• [Data to use]
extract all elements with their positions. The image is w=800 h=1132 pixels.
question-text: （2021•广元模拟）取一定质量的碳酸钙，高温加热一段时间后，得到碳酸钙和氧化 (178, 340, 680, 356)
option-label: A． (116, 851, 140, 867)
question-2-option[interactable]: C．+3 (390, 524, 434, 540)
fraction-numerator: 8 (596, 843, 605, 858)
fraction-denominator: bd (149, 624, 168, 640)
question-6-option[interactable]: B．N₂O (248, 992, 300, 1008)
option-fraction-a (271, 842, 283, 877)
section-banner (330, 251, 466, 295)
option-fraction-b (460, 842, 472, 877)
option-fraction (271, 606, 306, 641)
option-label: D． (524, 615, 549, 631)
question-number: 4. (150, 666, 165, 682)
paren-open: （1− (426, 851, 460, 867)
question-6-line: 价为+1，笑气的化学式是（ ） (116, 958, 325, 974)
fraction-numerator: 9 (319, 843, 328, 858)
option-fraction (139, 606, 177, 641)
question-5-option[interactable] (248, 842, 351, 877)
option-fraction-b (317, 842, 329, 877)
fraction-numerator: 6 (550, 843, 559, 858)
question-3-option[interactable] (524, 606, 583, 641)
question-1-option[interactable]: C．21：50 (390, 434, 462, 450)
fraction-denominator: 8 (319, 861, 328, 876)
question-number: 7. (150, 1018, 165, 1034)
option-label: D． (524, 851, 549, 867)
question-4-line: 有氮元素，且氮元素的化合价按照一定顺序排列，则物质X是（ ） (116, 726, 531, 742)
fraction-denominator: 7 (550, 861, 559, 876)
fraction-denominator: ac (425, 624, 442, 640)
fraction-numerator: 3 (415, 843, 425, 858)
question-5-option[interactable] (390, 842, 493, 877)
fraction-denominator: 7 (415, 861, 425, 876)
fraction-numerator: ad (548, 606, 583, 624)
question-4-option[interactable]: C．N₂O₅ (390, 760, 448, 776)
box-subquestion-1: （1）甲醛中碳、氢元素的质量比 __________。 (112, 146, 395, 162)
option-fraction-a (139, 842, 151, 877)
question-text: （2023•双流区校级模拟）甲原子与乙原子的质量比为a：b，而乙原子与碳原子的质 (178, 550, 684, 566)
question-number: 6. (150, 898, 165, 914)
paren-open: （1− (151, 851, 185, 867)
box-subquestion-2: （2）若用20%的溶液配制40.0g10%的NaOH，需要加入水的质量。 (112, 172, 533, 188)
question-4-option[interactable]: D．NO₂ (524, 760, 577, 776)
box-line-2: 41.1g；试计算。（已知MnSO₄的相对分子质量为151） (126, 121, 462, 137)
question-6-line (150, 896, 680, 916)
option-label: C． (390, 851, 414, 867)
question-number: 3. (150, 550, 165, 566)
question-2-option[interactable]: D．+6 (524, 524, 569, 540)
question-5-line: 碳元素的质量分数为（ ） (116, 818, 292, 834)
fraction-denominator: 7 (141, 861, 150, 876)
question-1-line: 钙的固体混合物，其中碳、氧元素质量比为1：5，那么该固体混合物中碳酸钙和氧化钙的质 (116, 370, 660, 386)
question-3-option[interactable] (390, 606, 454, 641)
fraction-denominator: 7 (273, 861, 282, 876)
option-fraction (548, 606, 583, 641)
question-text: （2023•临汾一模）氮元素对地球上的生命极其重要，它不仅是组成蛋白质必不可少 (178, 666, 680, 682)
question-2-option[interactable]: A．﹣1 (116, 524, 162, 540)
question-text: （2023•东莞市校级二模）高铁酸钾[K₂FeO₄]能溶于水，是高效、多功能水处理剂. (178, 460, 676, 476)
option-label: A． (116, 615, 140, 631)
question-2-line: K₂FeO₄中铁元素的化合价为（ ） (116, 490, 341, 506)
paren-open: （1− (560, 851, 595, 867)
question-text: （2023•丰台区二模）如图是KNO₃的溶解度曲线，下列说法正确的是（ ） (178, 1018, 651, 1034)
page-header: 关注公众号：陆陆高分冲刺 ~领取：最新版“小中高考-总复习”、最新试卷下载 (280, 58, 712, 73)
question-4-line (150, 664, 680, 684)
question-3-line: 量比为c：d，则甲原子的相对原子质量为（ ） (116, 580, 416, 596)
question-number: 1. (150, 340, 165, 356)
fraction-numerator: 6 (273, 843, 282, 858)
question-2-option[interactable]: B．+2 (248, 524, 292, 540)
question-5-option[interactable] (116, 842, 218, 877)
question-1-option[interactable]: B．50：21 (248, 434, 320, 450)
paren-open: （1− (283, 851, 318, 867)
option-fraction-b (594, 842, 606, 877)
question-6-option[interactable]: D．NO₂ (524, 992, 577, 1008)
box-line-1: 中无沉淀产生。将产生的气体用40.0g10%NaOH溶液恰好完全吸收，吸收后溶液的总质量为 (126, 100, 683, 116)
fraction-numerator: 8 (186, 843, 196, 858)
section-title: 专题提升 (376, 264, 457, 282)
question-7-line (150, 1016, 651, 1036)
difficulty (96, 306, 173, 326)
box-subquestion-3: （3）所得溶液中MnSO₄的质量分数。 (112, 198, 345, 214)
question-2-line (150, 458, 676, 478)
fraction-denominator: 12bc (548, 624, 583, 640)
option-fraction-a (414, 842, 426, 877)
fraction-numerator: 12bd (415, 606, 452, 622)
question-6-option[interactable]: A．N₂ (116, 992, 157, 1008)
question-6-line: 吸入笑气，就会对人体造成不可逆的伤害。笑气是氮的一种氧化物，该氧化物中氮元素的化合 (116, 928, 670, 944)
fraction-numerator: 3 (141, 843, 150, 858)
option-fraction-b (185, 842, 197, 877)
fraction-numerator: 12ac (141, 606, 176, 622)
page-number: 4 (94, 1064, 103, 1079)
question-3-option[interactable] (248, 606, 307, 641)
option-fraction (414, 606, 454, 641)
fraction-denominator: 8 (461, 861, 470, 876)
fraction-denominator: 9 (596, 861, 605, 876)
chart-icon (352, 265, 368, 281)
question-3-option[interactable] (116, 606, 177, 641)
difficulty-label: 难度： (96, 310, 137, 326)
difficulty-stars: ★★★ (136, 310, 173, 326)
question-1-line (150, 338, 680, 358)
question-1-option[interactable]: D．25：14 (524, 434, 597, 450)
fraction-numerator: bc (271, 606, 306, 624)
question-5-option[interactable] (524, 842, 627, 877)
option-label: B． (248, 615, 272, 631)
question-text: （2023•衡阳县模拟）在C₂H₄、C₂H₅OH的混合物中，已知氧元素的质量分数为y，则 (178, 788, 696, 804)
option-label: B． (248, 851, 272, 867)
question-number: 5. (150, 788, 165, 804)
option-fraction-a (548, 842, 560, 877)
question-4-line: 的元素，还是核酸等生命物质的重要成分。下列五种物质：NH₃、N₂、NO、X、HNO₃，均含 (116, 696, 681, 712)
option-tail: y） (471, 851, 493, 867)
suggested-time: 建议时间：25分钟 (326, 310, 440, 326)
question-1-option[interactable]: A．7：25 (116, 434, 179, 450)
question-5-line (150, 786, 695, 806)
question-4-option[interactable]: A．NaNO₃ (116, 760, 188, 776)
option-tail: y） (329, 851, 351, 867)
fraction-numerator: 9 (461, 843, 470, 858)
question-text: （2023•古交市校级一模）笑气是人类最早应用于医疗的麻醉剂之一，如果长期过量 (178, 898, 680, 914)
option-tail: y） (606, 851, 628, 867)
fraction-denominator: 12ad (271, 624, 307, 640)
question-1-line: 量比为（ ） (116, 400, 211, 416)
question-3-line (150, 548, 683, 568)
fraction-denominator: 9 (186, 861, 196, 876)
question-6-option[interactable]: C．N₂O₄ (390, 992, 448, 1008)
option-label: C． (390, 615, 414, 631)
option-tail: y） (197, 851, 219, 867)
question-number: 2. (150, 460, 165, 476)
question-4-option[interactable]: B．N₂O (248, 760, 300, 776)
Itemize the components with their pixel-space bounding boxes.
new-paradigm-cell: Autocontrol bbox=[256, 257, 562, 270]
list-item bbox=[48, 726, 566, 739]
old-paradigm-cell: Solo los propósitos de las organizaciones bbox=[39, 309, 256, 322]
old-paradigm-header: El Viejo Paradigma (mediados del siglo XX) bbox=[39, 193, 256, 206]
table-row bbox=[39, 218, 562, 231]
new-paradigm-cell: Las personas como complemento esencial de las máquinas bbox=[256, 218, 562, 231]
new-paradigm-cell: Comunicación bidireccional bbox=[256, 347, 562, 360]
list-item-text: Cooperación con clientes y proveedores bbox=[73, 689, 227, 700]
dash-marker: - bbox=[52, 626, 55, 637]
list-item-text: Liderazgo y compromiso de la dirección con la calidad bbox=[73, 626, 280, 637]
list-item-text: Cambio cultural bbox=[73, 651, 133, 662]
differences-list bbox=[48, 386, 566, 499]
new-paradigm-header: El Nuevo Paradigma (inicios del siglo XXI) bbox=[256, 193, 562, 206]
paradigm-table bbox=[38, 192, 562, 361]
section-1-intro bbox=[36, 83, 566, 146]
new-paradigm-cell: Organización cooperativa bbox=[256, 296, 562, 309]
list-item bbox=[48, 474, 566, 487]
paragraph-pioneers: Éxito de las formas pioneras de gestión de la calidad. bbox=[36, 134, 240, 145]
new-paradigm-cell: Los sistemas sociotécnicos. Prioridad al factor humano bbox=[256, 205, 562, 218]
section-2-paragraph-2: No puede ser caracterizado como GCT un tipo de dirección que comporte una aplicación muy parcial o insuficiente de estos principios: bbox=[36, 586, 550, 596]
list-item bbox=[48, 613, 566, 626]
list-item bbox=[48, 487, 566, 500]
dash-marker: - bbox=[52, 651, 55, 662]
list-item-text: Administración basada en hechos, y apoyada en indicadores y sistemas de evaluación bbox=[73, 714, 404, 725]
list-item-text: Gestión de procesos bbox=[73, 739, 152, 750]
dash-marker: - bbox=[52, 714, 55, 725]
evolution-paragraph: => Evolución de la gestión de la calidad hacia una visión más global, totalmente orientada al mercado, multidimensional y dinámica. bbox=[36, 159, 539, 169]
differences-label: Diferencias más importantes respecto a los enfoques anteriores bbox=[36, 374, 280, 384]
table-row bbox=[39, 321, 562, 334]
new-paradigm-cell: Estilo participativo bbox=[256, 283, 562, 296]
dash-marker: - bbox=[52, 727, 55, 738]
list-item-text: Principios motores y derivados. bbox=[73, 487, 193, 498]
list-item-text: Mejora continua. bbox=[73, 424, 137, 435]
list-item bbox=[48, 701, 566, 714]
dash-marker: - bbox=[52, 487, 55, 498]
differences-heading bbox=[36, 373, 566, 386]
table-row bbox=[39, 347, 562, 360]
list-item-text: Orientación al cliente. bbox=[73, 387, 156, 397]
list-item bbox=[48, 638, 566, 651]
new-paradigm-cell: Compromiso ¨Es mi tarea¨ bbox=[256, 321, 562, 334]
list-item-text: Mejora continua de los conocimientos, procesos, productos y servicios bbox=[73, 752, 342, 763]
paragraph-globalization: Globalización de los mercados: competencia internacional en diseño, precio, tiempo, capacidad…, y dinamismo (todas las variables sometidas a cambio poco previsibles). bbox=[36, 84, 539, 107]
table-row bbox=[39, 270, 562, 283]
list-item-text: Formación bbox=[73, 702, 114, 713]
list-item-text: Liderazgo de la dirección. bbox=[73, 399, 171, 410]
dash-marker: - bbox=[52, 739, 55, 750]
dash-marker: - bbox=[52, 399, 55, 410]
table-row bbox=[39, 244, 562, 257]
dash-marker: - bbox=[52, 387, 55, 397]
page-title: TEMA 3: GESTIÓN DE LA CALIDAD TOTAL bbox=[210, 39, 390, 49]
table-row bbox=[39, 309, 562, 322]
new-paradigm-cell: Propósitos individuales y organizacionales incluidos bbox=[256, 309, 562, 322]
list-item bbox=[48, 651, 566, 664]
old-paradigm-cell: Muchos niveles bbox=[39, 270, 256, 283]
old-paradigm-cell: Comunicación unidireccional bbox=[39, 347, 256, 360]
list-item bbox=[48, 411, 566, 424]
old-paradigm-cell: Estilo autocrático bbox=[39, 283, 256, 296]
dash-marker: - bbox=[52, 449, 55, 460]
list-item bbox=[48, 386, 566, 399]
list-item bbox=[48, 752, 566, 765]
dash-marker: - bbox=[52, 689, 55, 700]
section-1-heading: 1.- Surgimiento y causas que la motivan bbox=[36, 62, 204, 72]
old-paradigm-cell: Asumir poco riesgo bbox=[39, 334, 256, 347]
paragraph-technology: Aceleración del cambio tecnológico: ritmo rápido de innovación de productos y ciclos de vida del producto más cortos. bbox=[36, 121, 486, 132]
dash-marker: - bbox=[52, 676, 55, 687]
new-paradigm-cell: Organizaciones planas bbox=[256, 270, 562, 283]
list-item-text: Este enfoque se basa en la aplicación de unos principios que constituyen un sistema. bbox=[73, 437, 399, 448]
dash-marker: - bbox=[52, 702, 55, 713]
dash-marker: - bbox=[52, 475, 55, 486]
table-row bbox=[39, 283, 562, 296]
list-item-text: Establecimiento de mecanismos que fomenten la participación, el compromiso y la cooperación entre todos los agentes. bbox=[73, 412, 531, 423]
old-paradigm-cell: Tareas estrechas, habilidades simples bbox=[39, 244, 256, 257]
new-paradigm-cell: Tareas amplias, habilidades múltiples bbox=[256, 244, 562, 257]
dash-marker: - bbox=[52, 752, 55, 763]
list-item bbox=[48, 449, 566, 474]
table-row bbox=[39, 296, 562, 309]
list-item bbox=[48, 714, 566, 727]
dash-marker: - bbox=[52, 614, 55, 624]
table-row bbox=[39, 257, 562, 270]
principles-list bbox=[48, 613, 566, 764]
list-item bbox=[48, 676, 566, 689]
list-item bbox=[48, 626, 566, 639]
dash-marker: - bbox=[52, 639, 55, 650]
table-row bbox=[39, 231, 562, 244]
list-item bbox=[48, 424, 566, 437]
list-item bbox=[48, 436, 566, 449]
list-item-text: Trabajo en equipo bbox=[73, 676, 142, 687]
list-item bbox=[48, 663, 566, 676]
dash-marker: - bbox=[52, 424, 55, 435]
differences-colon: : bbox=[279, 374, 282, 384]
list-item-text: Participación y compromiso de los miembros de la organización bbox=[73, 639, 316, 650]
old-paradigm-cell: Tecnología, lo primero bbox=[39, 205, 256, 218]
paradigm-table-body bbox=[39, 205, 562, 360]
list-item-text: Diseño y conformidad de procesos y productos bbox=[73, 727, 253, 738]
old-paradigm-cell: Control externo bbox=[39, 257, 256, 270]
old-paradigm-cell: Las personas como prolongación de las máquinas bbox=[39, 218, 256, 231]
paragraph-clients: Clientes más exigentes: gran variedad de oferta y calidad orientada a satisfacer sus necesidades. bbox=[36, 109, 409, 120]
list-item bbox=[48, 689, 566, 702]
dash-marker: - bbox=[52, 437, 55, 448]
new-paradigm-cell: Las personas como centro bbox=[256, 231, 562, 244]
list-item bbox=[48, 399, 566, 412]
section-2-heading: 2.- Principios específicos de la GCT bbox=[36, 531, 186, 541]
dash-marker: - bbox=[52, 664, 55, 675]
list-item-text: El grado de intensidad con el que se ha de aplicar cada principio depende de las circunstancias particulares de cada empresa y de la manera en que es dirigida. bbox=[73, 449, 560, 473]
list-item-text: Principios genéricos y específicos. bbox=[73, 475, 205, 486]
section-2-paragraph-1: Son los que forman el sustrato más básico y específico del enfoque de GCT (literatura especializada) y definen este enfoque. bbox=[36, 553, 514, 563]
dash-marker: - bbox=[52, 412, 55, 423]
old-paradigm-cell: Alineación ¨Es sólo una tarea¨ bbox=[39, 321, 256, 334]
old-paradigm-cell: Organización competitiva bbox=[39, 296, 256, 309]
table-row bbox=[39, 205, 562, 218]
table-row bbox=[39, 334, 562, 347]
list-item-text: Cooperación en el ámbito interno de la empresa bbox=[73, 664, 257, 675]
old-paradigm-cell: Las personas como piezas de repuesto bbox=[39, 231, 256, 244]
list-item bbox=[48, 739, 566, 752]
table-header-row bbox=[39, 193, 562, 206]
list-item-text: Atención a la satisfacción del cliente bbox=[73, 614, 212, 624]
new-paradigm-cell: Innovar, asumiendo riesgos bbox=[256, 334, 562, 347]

• [What you should do] Show every line in the entries above that contains the word "orientada", copied in full, and treat uppercase and lowercase letters as different.

• [Answer for this exercise]
evolution-paragraph: => Evolución de la gestión de la calidad hacia una visión más global, totalmente orientada al mercado, multidimensional y dinámica. bbox=[36, 159, 539, 169]
paragraph-clients: Clientes más exigentes: gran variedad de oferta y calidad orientada a satisfacer sus necesidades. bbox=[36, 109, 409, 120]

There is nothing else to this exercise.